Collected data:
★ ★ ★

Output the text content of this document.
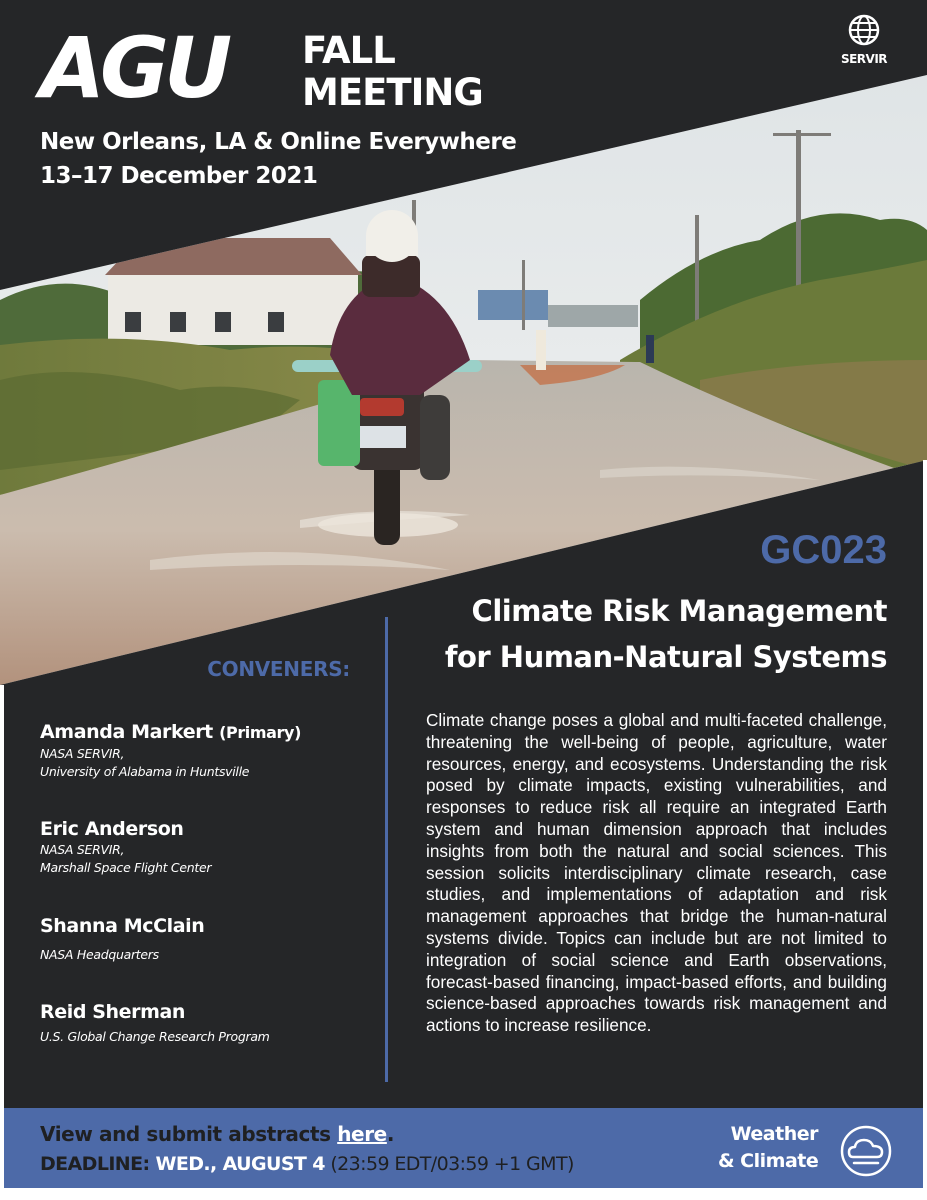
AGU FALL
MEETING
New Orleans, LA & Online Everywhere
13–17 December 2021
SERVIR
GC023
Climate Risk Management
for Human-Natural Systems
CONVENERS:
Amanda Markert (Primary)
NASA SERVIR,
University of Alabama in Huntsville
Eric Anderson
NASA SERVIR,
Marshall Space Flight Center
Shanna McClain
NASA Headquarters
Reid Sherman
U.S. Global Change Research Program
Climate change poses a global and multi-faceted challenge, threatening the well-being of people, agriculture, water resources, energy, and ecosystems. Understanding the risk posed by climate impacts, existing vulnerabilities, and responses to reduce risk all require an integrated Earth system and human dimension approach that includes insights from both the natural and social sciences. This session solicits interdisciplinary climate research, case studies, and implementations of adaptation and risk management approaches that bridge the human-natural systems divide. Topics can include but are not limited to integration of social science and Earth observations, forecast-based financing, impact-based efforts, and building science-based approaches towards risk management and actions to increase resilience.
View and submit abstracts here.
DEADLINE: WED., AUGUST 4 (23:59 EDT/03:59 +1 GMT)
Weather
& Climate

★ ★ ★

WORK TO COMPLETE: Omit the pictures. Output every record above word for word.

RESULT OF THIS EXERCISE:
Output the text content of this document.
AGU FALL
MEETING
New Orleans, LA & Online Everywhere
13–17 December 2021
SERVIR
GC023
Climate Risk Management
for Human-Natural Systems
CONVENERS:
Amanda Markert (Primary)
NASA SERVIR,
University of Alabama in Huntsville
Eric Anderson
NASA SERVIR,
Marshall Space Flight Center
Shanna McClain
NASA Headquarters
Reid Sherman
U.S. Global Change Research Program
Climate change poses a global and multi-faceted challenge, threatening the well-being of people, agriculture, water resources, energy, and ecosystems. Understanding the risk posed by climate impacts, existing vulnerabilities, and responses to reduce risk all require an integrated Earth system and human dimension approach that includes insights from both the natural and social sciences. This session solicits interdisciplinary climate research, case studies, and implementations of adaptation and risk management approaches that bridge the human-natural systems divide. Topics can include but are not limited to integration of social science and Earth observations, forecast-based financing, impact-based efforts, and building science-based approaches towards risk management and actions to increase resilience.
View and submit abstracts here.
DEADLINE: WED., AUGUST 4 (23:59 EDT/03:59 +1 GMT)
Weather
& Climate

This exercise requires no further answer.